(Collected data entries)
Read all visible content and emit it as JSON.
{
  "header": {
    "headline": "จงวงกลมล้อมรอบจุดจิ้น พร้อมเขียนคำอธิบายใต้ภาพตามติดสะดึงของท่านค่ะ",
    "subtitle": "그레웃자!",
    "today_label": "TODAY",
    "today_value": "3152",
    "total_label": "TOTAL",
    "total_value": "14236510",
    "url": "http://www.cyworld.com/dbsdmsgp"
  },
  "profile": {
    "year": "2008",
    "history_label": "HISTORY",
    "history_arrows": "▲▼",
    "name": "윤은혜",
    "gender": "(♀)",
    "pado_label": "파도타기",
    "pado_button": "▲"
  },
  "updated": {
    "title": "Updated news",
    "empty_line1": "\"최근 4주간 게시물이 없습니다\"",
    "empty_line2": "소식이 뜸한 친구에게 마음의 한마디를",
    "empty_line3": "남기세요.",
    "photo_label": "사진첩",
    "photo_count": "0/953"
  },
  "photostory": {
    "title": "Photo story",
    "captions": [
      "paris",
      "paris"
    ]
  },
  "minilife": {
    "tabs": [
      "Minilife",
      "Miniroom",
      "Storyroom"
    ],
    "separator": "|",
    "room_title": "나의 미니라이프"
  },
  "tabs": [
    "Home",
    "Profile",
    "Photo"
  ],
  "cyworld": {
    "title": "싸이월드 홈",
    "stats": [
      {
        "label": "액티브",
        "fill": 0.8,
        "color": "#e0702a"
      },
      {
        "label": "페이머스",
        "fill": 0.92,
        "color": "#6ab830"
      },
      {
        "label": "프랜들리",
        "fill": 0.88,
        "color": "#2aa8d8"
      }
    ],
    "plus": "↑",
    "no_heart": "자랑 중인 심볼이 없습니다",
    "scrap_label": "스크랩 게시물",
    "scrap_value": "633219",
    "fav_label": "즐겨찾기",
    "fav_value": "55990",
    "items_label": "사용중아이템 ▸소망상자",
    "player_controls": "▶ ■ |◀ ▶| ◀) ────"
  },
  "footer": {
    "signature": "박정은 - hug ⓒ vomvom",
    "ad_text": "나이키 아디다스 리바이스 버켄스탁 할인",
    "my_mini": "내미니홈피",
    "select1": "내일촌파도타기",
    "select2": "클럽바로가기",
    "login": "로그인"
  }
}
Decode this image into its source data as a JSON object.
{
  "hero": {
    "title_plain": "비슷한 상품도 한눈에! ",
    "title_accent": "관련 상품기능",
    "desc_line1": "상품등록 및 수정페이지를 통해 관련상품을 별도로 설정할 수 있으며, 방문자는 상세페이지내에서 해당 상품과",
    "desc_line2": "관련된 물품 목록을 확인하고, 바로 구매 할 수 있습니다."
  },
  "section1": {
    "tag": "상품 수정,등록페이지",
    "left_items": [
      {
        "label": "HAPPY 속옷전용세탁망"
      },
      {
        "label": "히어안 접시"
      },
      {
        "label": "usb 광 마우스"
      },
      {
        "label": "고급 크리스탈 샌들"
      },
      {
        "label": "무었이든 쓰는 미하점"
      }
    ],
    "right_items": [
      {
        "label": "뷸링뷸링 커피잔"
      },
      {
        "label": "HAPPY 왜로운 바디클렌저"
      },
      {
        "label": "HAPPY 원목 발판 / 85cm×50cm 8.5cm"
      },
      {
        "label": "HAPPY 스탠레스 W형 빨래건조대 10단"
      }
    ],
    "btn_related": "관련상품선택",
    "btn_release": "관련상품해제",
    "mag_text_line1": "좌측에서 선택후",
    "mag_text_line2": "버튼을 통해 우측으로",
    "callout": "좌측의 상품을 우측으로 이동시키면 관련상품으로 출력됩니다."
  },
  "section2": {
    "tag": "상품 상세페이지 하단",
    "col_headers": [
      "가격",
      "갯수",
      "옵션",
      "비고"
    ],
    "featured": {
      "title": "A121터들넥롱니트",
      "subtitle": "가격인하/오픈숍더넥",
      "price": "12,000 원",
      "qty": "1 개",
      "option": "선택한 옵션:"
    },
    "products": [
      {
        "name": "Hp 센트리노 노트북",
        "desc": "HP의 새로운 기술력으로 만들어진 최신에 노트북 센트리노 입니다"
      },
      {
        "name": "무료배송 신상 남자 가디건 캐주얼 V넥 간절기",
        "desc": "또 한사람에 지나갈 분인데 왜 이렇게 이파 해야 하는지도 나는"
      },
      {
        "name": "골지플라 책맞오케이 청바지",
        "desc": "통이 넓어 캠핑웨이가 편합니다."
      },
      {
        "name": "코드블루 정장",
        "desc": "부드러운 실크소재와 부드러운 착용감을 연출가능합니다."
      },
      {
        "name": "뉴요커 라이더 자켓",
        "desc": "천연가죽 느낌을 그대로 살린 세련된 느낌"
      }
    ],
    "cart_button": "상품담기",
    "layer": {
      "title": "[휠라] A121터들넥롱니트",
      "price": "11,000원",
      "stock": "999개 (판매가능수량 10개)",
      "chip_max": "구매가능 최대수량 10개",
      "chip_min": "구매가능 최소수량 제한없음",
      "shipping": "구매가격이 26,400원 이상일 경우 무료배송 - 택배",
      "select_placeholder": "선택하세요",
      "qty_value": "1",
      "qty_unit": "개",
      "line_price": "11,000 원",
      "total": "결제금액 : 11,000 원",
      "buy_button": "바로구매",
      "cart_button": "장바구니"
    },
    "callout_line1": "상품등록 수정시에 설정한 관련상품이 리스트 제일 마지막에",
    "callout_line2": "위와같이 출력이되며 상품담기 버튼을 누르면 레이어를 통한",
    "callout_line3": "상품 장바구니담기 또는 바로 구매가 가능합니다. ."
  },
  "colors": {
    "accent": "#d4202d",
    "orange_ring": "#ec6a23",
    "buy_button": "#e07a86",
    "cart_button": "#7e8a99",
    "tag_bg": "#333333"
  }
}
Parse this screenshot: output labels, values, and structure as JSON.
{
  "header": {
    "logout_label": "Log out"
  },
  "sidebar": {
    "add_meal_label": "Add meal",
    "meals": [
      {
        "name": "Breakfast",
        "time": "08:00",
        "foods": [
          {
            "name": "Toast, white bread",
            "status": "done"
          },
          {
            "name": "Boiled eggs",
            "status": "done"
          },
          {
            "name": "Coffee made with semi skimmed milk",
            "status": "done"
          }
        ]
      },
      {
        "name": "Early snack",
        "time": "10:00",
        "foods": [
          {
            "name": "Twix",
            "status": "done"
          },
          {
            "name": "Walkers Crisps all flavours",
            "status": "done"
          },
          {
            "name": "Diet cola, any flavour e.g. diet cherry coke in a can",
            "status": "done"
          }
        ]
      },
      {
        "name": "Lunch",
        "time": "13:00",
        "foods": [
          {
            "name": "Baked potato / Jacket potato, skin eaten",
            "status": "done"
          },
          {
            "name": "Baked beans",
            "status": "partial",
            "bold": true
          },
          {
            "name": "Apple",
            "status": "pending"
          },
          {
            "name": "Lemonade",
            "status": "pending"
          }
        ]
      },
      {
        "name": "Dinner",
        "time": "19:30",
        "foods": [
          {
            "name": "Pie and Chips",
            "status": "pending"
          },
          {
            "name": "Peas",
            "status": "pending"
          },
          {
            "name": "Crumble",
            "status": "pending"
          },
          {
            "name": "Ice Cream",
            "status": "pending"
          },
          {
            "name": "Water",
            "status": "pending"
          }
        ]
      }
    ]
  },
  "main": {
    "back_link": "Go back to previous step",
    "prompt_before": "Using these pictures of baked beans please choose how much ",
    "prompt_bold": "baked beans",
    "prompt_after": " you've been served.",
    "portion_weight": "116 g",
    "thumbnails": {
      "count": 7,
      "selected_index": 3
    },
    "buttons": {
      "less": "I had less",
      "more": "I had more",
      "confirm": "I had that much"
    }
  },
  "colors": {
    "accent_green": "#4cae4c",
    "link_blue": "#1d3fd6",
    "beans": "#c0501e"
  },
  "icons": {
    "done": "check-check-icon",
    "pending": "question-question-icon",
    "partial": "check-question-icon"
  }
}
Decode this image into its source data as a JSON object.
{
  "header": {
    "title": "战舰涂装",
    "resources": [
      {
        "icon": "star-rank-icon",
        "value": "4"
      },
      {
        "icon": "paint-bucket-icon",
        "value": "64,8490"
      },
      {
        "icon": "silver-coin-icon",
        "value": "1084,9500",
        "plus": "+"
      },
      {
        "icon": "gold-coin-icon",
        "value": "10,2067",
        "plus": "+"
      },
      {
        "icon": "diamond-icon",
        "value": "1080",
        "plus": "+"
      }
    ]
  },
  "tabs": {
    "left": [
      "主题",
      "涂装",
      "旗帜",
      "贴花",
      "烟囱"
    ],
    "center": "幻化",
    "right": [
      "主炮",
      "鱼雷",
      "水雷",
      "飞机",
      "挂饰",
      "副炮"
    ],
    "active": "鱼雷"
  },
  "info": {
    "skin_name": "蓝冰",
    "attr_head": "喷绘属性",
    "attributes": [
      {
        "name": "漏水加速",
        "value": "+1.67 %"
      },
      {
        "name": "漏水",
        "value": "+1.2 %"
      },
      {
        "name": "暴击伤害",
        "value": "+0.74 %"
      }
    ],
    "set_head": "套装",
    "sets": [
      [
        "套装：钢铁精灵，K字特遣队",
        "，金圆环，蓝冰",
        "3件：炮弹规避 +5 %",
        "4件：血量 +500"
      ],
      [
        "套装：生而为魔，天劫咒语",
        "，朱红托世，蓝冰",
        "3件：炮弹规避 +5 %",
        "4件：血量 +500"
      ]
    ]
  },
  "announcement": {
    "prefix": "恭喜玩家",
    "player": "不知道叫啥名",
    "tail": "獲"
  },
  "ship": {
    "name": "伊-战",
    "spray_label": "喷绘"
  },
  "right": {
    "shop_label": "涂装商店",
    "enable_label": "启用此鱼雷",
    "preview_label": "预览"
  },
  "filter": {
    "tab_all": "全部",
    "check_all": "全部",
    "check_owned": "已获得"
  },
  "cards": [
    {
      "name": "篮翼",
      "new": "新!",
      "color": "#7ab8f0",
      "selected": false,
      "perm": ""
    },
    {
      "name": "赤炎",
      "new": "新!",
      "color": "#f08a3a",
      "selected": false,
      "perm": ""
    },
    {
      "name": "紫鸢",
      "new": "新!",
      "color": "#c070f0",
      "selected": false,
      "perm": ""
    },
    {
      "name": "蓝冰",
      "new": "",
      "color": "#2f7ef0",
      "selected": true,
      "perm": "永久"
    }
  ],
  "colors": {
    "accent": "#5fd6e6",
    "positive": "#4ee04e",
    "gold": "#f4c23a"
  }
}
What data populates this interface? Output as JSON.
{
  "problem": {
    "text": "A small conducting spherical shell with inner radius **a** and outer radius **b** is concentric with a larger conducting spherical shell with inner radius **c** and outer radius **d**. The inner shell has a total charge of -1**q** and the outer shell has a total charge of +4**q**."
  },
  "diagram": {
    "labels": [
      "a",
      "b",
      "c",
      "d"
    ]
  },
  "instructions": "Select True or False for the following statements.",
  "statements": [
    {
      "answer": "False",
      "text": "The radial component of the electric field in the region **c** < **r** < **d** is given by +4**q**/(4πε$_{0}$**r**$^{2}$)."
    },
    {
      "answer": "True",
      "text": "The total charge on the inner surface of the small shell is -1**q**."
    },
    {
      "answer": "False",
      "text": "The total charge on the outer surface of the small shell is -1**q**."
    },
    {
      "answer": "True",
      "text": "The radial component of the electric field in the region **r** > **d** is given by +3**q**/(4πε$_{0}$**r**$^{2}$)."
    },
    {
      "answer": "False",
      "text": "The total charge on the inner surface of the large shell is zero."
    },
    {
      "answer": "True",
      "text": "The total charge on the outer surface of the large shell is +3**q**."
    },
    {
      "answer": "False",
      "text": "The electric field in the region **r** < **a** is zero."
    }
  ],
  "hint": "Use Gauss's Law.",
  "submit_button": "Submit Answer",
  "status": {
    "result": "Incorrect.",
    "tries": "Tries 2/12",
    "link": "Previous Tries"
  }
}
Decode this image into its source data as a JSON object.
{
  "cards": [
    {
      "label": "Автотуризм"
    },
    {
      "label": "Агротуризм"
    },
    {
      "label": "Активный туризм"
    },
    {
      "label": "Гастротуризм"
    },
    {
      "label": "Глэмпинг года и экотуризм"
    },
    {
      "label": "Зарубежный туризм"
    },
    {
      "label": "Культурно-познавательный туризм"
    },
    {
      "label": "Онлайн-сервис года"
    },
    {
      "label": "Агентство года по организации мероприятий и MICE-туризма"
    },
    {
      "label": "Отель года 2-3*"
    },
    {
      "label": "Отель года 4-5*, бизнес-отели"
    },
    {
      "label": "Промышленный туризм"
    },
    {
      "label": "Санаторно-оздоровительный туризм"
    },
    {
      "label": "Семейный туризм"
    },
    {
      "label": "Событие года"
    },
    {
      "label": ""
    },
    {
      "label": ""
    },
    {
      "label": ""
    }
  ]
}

_Short task_
Copy every line in the records above that contains the word "partial".

_Solved problem_
            "status": "partial",
    "partial": "check-question-icon"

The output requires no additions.